• **Data for this exercise**

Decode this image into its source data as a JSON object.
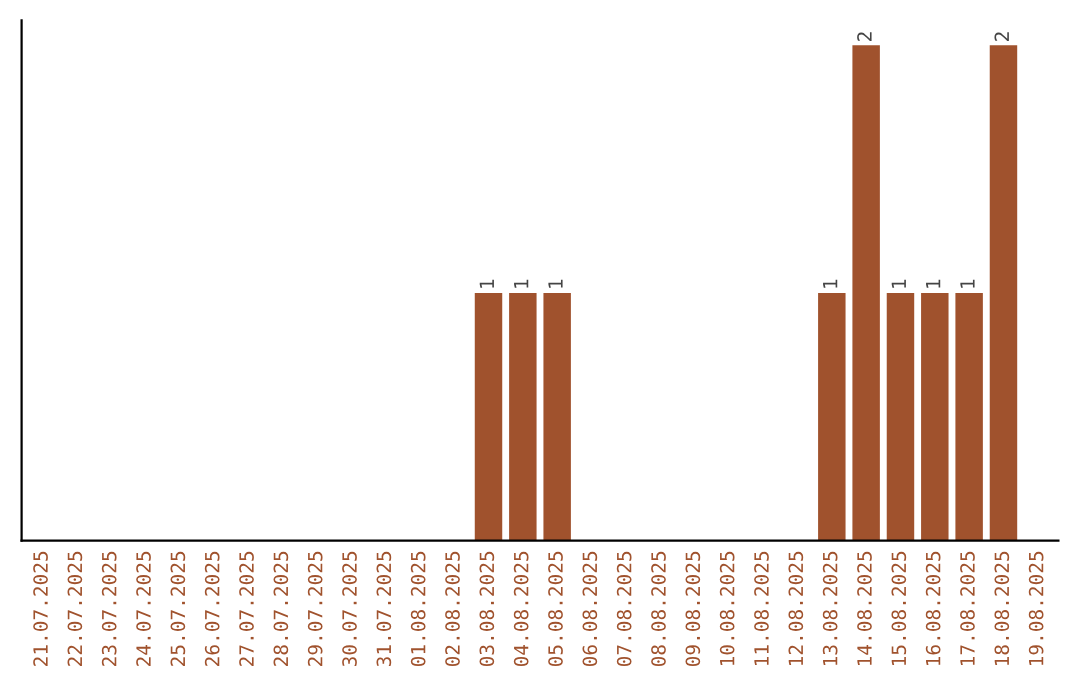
{
  "chart_data": {
    "type": "bar",
    "categories": [
      "21.07.2025",
      "22.07.2025",
      "23.07.2025",
      "24.07.2025",
      "25.07.2025",
      "26.07.2025",
      "27.07.2025",
      "28.07.2025",
      "29.07.2025",
      "30.07.2025",
      "31.07.2025",
      "01.08.2025",
      "02.08.2025",
      "03.08.2025",
      "04.08.2025",
      "05.08.2025",
      "06.08.2025",
      "07.08.2025",
      "08.08.2025",
      "09.08.2025",
      "10.08.2025",
      "11.08.2025",
      "12.08.2025",
      "13.08.2025",
      "14.08.2025",
      "15.08.2025",
      "16.08.2025",
      "17.08.2025",
      "18.08.2025",
      "19.08.2025"
    ],
    "values": [
      null,
      null,
      null,
      null,
      null,
      null,
      null,
      null,
      null,
      null,
      null,
      null,
      null,
      1,
      1,
      1,
      null,
      null,
      null,
      null,
      null,
      null,
      null,
      1,
      2,
      1,
      1,
      1,
      2,
      null
    ],
    "data_labels": true,
    "color": "#a0522d",
    "grid": false,
    "legend": false,
    "tick_labels": "x"
  }
}
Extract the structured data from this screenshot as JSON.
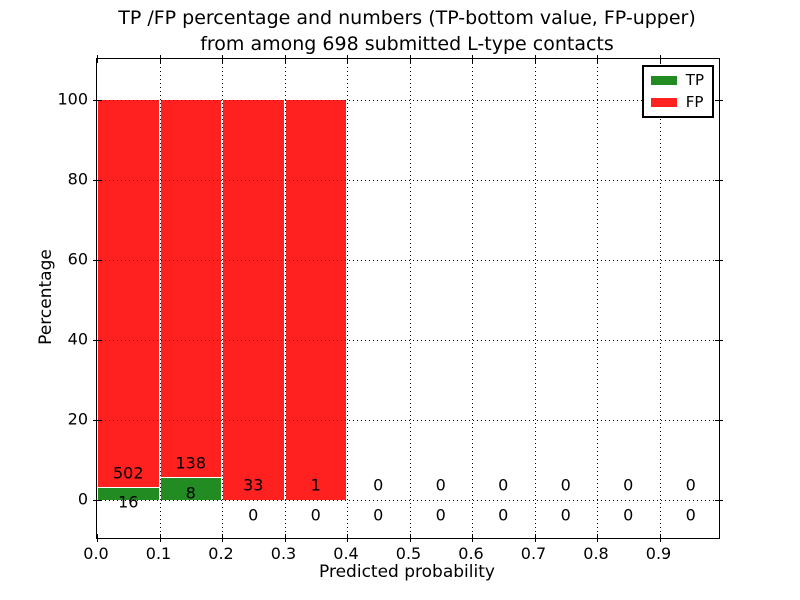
{
  "figure": {
    "title_line1": "TP /FP percentage and numbers (TP-bottom value, FP-upper)",
    "title_line2": "from among 698 submitted L-type contacts"
  },
  "chart_data": {
    "type": "bar",
    "stacked": true,
    "title": "TP /FP percentage and numbers (TP-bottom value, FP-upper)\nfrom among 698 submitted L-type contacts",
    "xlabel": "Predicted probability",
    "ylabel": "Percentage",
    "total_submitted": 698,
    "grid": "dotted",
    "gridline_color": "#000000",
    "background_color": "#ffffff",
    "xticks": [
      "0.0",
      "0.1",
      "0.2",
      "0.3",
      "0.4",
      "0.5",
      "0.6",
      "0.7",
      "0.8",
      "0.9"
    ],
    "xtick_values": [
      0.0,
      0.1,
      0.2,
      0.3,
      0.4,
      0.5,
      0.6,
      0.7,
      0.8,
      0.9
    ],
    "yticks": [
      0,
      20,
      40,
      60,
      80,
      100
    ],
    "xlim": [
      0.0,
      0.995
    ],
    "ylim": [
      -9.5,
      110.5
    ],
    "legend": {
      "position": "upper right",
      "entries": [
        {
          "label": "TP",
          "color": "#228b22"
        },
        {
          "label": "FP",
          "color": "#ff2020"
        }
      ]
    },
    "bins": [
      {
        "x_start": 0.0,
        "x_end": 0.1,
        "tp_count": 16,
        "fp_count": 502,
        "tp_pct": 3.09,
        "fp_pct": 96.91
      },
      {
        "x_start": 0.1,
        "x_end": 0.2,
        "tp_count": 8,
        "fp_count": 138,
        "tp_pct": 5.48,
        "fp_pct": 94.52
      },
      {
        "x_start": 0.2,
        "x_end": 0.3,
        "tp_count": 0,
        "fp_count": 33,
        "tp_pct": 0,
        "fp_pct": 100
      },
      {
        "x_start": 0.3,
        "x_end": 0.4,
        "tp_count": 0,
        "fp_count": 1,
        "tp_pct": 0,
        "fp_pct": 100
      },
      {
        "x_start": 0.4,
        "x_end": 0.5,
        "tp_count": 0,
        "fp_count": 0,
        "tp_pct": 0,
        "fp_pct": 0
      },
      {
        "x_start": 0.5,
        "x_end": 0.6,
        "tp_count": 0,
        "fp_count": 0,
        "tp_pct": 0,
        "fp_pct": 0
      },
      {
        "x_start": 0.6,
        "x_end": 0.7,
        "tp_count": 0,
        "fp_count": 0,
        "tp_pct": 0,
        "fp_pct": 0
      },
      {
        "x_start": 0.7,
        "x_end": 0.8,
        "tp_count": 0,
        "fp_count": 0,
        "tp_pct": 0,
        "fp_pct": 0
      },
      {
        "x_start": 0.8,
        "x_end": 0.9,
        "tp_count": 0,
        "fp_count": 0,
        "tp_pct": 0,
        "fp_pct": 0
      },
      {
        "x_start": 0.9,
        "x_end": 1.0,
        "tp_count": 0,
        "fp_count": 0,
        "tp_pct": 0,
        "fp_pct": 0
      }
    ]
  }
}
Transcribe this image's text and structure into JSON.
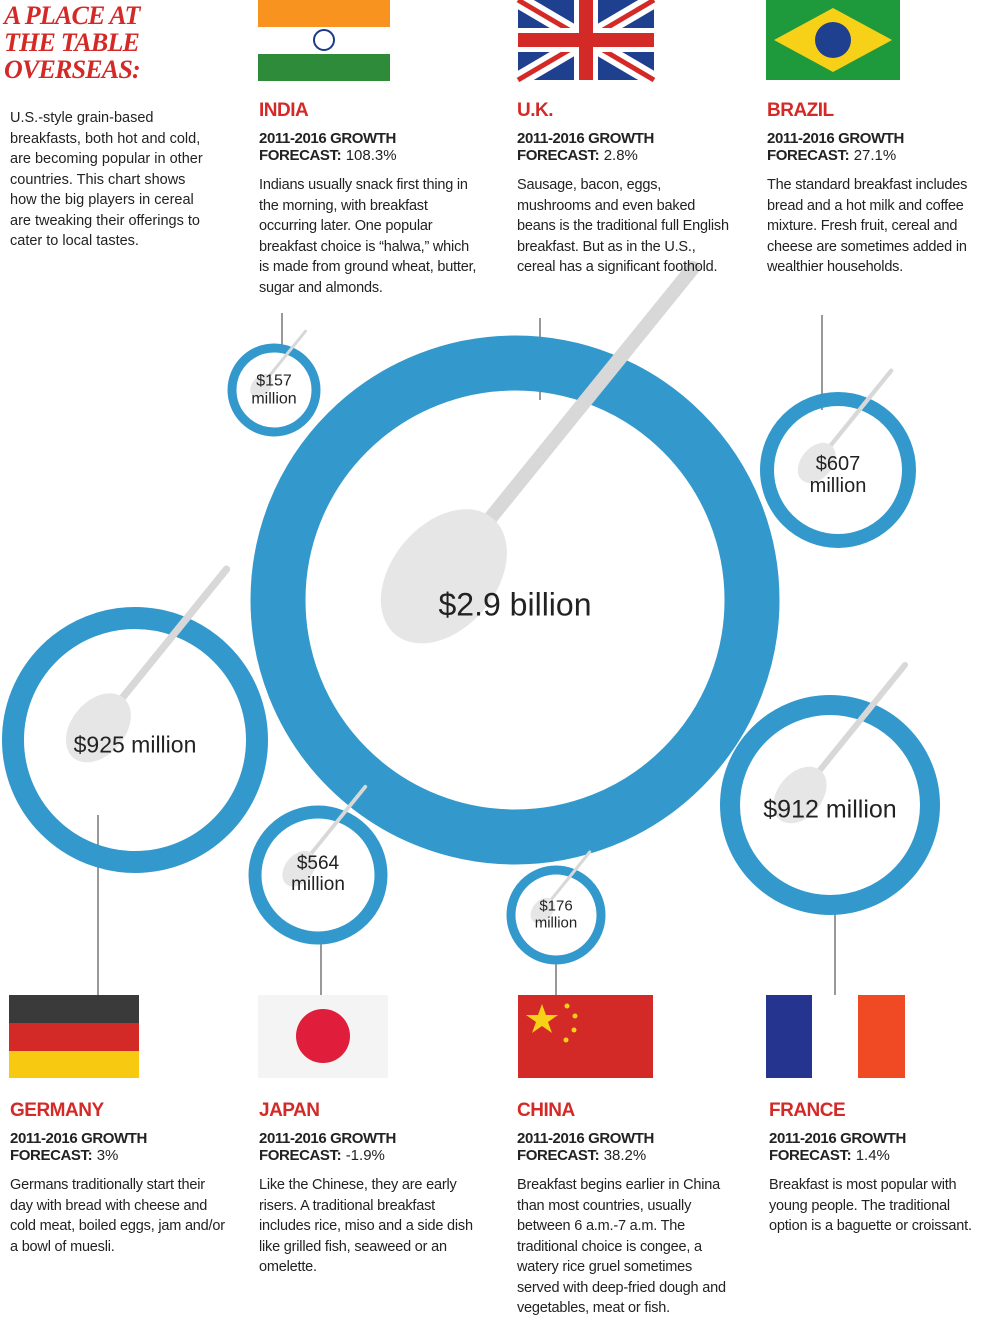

• **Request**
Extract every line of the data exactly; pictures stay out.

• **Answer for the task**
Decode this image into its source data as a JSON object.
{
  "chart_data": {
    "type": "bar",
    "categories": [
      "21.07.2025",
      "22.07.2025",
      "23.07.2025",
      "24.07.2025",
      "25.07.2025",
      "26.07.2025",
      "27.07.2025",
      "28.07.2025",
      "29.07.2025",
      "30.07.2025",
      "31.07.2025",
      "01.08.2025",
      "02.08.2025",
      "03.08.2025",
      "04.08.2025",
      "05.08.2025",
      "06.08.2025",
      "07.08.2025",
      "08.08.2025",
      "09.08.2025",
      "10.08.2025",
      "11.08.2025",
      "12.08.2025",
      "13.08.2025",
      "14.08.2025",
      "15.08.2025",
      "16.08.2025",
      "17.08.2025",
      "18.08.2025",
      "19.08.2025"
    ],
    "values": [
      null,
      null,
      null,
      null,
      null,
      null,
      null,
      null,
      null,
      null,
      null,
      null,
      null,
      1,
      1,
      1,
      null,
      null,
      null,
      null,
      null,
      null,
      null,
      1,
      2,
      1,
      1,
      1,
      2,
      null
    ],
    "data_labels": true,
    "color": "#a0522d",
    "grid": false,
    "legend": false,
    "tick_labels": "x"
  }
}
Extract the structured data from this screenshot as JSON.
{
  "figure": {
    "title_line1": "TP /FP percentage and numbers (TP-bottom value, FP-upper)",
    "title_line2": "from among 698 submitted L-type contacts"
  },
  "chart_data": {
    "type": "bar",
    "stacked": true,
    "title": "TP /FP percentage and numbers (TP-bottom value, FP-upper)\nfrom among 698 submitted L-type contacts",
    "xlabel": "Predicted probability",
    "ylabel": "Percentage",
    "total_submitted": 698,
    "grid": "dotted",
    "gridline_color": "#000000",
    "background_color": "#ffffff",
    "xticks": [
      "0.0",
      "0.1",
      "0.2",
      "0.3",
      "0.4",
      "0.5",
      "0.6",
      "0.7",
      "0.8",
      "0.9"
    ],
    "xtick_values": [
      0.0,
      0.1,
      0.2,
      0.3,
      0.4,
      0.5,
      0.6,
      0.7,
      0.8,
      0.9
    ],
    "yticks": [
      0,
      20,
      40,
      60,
      80,
      100
    ],
    "xlim": [
      0.0,
      0.995
    ],
    "ylim": [
      -9.5,
      110.5
    ],
    "legend": {
      "position": "upper right",
      "entries": [
        {
          "label": "TP",
          "color": "#228b22"
        },
        {
          "label": "FP",
          "color": "#ff2020"
        }
      ]
    },
    "bins": [
      {
        "x_start": 0.0,
        "x_end": 0.1,
        "tp_count": 16,
        "fp_count": 502,
        "tp_pct": 3.09,
        "fp_pct": 96.91
      },
      {
        "x_start": 0.1,
        "x_end": 0.2,
        "tp_count": 8,
        "fp_count": 138,
        "tp_pct": 5.48,
        "fp_pct": 94.52
      },
      {
        "x_start": 0.2,
        "x_end": 0.3,
        "tp_count": 0,
        "fp_count": 33,
        "tp_pct": 0,
        "fp_pct": 100
      },
      {
        "x_start": 0.3,
        "x_end": 0.4,
        "tp_count": 0,
        "fp_count": 1,
        "tp_pct": 0,
        "fp_pct": 100
      },
      {
        "x_start": 0.4,
        "x_end": 0.5,
        "tp_count": 0,
        "fp_count": 0,
        "tp_pct": 0,
        "fp_pct": 0
      },
      {
        "x_start": 0.5,
        "x_end": 0.6,
        "tp_count": 0,
        "fp_count": 0,
        "tp_pct": 0,
        "fp_pct": 0
      },
      {
        "x_start": 0.6,
        "x_end": 0.7,
        "tp_count": 0,
        "fp_count": 0,
        "tp_pct": 0,
        "fp_pct": 0
      },
      {
        "x_start": 0.7,
        "x_end": 0.8,
        "tp_count": 0,
        "fp_count": 0,
        "tp_pct": 0,
        "fp_pct": 0
      },
      {
        "x_start": 0.8,
        "x_end": 0.9,
        "tp_count": 0,
        "fp_count": 0,
        "tp_pct": 0,
        "fp_pct": 0
      },
      {
        "x_start": 0.9,
        "x_end": 1.0,
        "tp_count": 0,
        "fp_count": 0,
        "tp_pct": 0,
        "fp_pct": 0
      }
    ]
  }
}
Transcribe this image's text and structure into JSON.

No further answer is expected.